Part of a data file
%%
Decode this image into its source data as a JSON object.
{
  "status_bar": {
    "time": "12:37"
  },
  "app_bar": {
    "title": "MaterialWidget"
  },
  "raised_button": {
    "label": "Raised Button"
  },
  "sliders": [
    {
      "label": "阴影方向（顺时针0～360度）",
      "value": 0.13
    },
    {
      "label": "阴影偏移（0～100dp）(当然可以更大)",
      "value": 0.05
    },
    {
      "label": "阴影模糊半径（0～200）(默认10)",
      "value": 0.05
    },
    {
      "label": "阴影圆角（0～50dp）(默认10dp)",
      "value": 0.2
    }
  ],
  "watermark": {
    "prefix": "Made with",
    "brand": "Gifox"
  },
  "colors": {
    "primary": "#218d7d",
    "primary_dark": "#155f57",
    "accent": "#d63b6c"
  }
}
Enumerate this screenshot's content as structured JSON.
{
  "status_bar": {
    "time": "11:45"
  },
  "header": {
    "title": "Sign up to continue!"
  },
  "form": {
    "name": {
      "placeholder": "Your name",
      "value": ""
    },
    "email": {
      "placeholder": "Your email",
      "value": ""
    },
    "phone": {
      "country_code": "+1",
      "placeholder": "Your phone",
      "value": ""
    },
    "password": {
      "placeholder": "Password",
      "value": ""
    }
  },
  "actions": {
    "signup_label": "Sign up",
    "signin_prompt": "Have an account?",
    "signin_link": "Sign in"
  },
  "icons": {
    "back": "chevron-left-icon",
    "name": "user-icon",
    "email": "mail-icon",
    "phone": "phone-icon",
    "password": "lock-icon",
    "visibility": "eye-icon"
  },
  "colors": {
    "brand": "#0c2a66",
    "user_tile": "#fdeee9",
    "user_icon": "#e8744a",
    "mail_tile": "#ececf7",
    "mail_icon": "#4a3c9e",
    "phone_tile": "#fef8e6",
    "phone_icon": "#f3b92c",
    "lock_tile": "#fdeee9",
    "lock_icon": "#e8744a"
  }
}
%%
- [WHAT TO WORK ON]: Search the data above for lines holding "placeholder" and copy each of them.

- [THE RESPONSE]:
      "placeholder": "Your name",
      "placeholder": "Your email",
      "placeholder": "Your phone",
      "placeholder": "Password",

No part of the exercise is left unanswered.